-- start WORKING DATA --

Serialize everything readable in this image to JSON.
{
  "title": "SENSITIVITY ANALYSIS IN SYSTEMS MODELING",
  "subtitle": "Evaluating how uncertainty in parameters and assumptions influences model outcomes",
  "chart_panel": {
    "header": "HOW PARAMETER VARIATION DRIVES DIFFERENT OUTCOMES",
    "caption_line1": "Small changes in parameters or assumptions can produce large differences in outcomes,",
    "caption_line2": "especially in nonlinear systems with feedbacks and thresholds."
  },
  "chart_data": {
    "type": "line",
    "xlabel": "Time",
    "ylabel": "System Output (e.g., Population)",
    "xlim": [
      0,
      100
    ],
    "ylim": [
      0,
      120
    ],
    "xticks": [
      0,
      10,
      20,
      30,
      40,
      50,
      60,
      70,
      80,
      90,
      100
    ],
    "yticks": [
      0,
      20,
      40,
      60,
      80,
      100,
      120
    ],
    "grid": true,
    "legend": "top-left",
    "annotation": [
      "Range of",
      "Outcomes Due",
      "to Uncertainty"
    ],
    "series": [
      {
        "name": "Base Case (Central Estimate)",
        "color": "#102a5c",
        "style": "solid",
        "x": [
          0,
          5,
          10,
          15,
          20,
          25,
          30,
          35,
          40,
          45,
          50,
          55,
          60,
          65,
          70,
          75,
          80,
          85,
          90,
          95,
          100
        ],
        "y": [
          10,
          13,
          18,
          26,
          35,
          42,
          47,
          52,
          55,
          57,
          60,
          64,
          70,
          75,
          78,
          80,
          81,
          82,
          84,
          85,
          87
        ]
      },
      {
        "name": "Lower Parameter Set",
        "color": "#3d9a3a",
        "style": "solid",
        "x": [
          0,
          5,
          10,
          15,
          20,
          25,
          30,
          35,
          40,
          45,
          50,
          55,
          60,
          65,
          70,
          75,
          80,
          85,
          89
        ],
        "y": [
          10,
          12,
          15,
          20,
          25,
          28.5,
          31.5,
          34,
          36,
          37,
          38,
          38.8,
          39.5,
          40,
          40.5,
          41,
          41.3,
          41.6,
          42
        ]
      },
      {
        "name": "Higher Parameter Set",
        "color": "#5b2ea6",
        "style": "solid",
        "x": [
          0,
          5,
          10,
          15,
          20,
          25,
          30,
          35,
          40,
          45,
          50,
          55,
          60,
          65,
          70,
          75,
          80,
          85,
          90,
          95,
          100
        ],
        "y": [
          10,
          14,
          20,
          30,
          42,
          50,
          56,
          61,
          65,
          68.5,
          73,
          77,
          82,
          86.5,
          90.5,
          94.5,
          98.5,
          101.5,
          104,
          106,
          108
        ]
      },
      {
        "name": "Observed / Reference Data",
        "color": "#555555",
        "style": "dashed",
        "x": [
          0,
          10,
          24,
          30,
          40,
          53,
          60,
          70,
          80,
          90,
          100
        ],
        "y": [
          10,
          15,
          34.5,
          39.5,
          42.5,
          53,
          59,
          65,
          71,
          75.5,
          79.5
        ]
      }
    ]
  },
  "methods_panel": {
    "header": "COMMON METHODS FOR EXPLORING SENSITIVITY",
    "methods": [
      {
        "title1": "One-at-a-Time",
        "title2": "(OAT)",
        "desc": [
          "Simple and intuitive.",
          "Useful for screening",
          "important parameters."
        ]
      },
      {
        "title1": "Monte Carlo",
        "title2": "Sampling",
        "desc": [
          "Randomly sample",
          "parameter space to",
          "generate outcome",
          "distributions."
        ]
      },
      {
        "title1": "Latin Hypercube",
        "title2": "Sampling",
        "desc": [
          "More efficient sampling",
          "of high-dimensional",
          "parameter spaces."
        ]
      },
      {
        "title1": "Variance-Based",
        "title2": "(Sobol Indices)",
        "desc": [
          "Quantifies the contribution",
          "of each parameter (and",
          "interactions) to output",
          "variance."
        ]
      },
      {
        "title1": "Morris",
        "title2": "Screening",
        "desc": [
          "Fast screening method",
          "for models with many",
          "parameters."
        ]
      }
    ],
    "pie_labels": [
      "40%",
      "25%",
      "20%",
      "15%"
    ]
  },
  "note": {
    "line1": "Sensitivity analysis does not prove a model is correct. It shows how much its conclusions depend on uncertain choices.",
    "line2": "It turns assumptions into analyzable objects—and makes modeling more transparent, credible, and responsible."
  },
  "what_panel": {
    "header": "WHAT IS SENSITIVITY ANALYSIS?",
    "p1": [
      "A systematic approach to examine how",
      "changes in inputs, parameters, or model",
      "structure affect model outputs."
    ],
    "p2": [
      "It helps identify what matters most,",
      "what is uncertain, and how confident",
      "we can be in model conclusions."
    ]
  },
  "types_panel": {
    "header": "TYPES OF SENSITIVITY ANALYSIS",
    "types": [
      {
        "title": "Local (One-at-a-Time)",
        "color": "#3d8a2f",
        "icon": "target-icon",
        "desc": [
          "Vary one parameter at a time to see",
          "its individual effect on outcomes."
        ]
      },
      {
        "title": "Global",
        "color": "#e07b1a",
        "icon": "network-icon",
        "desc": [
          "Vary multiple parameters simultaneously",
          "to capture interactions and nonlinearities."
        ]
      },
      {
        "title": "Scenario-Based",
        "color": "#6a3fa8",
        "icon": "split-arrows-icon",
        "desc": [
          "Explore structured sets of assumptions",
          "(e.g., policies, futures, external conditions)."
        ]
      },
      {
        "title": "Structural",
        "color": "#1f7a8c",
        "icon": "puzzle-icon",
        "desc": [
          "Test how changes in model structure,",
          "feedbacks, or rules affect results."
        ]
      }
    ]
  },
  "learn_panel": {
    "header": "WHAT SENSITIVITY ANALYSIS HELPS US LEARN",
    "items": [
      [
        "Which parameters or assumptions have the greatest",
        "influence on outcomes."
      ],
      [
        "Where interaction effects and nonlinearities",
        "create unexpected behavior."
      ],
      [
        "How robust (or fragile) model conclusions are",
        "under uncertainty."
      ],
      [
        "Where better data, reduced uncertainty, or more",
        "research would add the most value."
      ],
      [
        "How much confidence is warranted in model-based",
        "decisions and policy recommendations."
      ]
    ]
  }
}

-- end WORKING DATA --

▶ WHAT IS ASKED:
Please reproduce each line exactly as written.

▶ RESULT OF THE EXERCISE:
Serialize everything readable in this image to JSON.
{
  "title": "SENSITIVITY ANALYSIS IN SYSTEMS MODELING",
  "subtitle": "Evaluating how uncertainty in parameters and assumptions influences model outcomes",
  "chart_panel": {
    "header": "HOW PARAMETER VARIATION DRIVES DIFFERENT OUTCOMES",
    "caption_line1": "Small changes in parameters or assumptions can produce large differences in outcomes,",
    "caption_line2": "especially in nonlinear systems with feedbacks and thresholds."
  },
  "chart_data": {
    "type": "line",
    "xlabel": "Time",
    "ylabel": "System Output (e.g., Population)",
    "xlim": [
      0,
      100
    ],
    "ylim": [
      0,
      120
    ],
    "xticks": [
      0,
      10,
      20,
      30,
      40,
      50,
      60,
      70,
      80,
      90,
      100
    ],
    "yticks": [
      0,
      20,
      40,
      60,
      80,
      100,
      120
    ],
    "grid": true,
    "legend": "top-left",
    "annotation": [
      "Range of",
      "Outcomes Due",
      "to Uncertainty"
    ],
    "series": [
      {
        "name": "Base Case (Central Estimate)",
        "color": "#102a5c",
        "style": "solid",
        "x": [
          0,
          5,
          10,
          15,
          20,
          25,
          30,
          35,
          40,
          45,
          50,
          55,
          60,
          65,
          70,
          75,
          80,
          85,
          90,
          95,
          100
        ],
        "y": [
          10,
          13,
          18,
          26,
          35,
          42,
          47,
          52,
          55,
          57,
          60,
          64,
          70,
          75,
          78,
          80,
          81,
          82,
          84,
          85,
          87
        ]
      },
      {
        "name": "Lower Parameter Set",
        "color": "#3d9a3a",
        "style": "solid",
        "x": [
          0,
          5,
          10,
          15,
          20,
          25,
          30,
          35,
          40,
          45,
          50,
          55,
          60,
          65,
          70,
          75,
          80,
          85,
          89
        ],
        "y": [
          10,
          12,
          15,
          20,
          25,
          28.5,
          31.5,
          34,
          36,
          37,
          38,
          38.8,
          39.5,
          40,
          40.5,
          41,
          41.3,
          41.6,
          42
        ]
      },
      {
        "name": "Higher Parameter Set",
        "color": "#5b2ea6",
        "style": "solid",
        "x": [
          0,
          5,
          10,
          15,
          20,
          25,
          30,
          35,
          40,
          45,
          50,
          55,
          60,
          65,
          70,
          75,
          80,
          85,
          90,
          95,
          100
        ],
        "y": [
          10,
          14,
          20,
          30,
          42,
          50,
          56,
          61,
          65,
          68.5,
          73,
          77,
          82,
          86.5,
          90.5,
          94.5,
          98.5,
          101.5,
          104,
          106,
          108
        ]
      },
      {
        "name": "Observed / Reference Data",
        "color": "#555555",
        "style": "dashed",
        "x": [
          0,
          10,
          24,
          30,
          40,
          53,
          60,
          70,
          80,
          90,
          100
        ],
        "y": [
          10,
          15,
          34.5,
          39.5,
          42.5,
          53,
          59,
          65,
          71,
          75.5,
          79.5
        ]
      }
    ]
  },
  "methods_panel": {
    "header": "COMMON METHODS FOR EXPLORING SENSITIVITY",
    "methods": [
      {
        "title1": "One-at-a-Time",
        "title2": "(OAT)",
        "desc": [
          "Simple and intuitive.",
          "Useful for screening",
          "important parameters."
        ]
      },
      {
        "title1": "Monte Carlo",
        "title2": "Sampling",
        "desc": [
          "Randomly sample",
          "parameter space to",
          "generate outcome",
          "distributions."
        ]
      },
      {
        "title1": "Latin Hypercube",
        "title2": "Sampling",
        "desc": [
          "More efficient sampling",
          "of high-dimensional",
          "parameter spaces."
        ]
      },
      {
        "title1": "Variance-Based",
        "title2": "(Sobol Indices)",
        "desc": [
          "Quantifies the contribution",
          "of each parameter (and",
          "interactions) to output",
          "variance."
        ]
      },
      {
        "title1": "Morris",
        "title2": "Screening",
        "desc": [
          "Fast screening method",
          "for models with many",
          "parameters."
        ]
      }
    ],
    "pie_labels": [
      "40%",
      "25%",
      "20%",
      "15%"
    ]
  },
  "note": {
    "line1": "Sensitivity analysis does not prove a model is correct. It shows how much its conclusions depend on uncertain choices.",
    "line2": "It turns assumptions into analyzable objects—and makes modeling more transparent, credible, and responsible."
  },
  "what_panel": {
    "header": "WHAT IS SENSITIVITY ANALYSIS?",
    "p1": [
      "A systematic approach to examine how",
      "changes in inputs, parameters, or model",
      "structure affect model outputs."
    ],
    "p2": [
      "It helps identify what matters most,",
      "what is uncertain, and how confident",
      "we can be in model conclusions."
    ]
  },
  "types_panel": {
    "header": "TYPES OF SENSITIVITY ANALYSIS",
    "types": [
      {
        "title": "Local (One-at-a-Time)",
        "color": "#3d8a2f",
        "icon": "target-icon",
        "desc": [
          "Vary one parameter at a time to see",
          "its individual effect on outcomes."
        ]
      },
      {
        "title": "Global",
        "color": "#e07b1a",
        "icon": "network-icon",
        "desc": [
          "Vary multiple parameters simultaneously",
          "to capture interactions and nonlinearities."
        ]
      },
      {
        "title": "Scenario-Based",
        "color": "#6a3fa8",
        "icon": "split-arrows-icon",
        "desc": [
          "Explore structured sets of assumptions",
          "(e.g., policies, futures, external conditions)."
        ]
      },
      {
        "title": "Structural",
        "color": "#1f7a8c",
        "icon": "puzzle-icon",
        "desc": [
          "Test how changes in model structure,",
          "feedbacks, or rules affect results."
        ]
      }
    ]
  },
  "learn_panel": {
    "header": "WHAT SENSITIVITY ANALYSIS HELPS US LEARN",
    "items": [
      [
        "Which parameters or assumptions have the greatest",
        "influence on outcomes."
      ],
      [
        "Where interaction effects and nonlinearities",
        "create unexpected behavior."
      ],
      [
        "How robust (or fragile) model conclusions are",
        "under uncertainty."
      ],
      [
        "Where better data, reduced uncertainty, or more",
        "research would add the most value."
      ],
      [
        "How much confidence is warranted in model-based",
        "decisions and policy recommendations."
      ]
    ]
  }
}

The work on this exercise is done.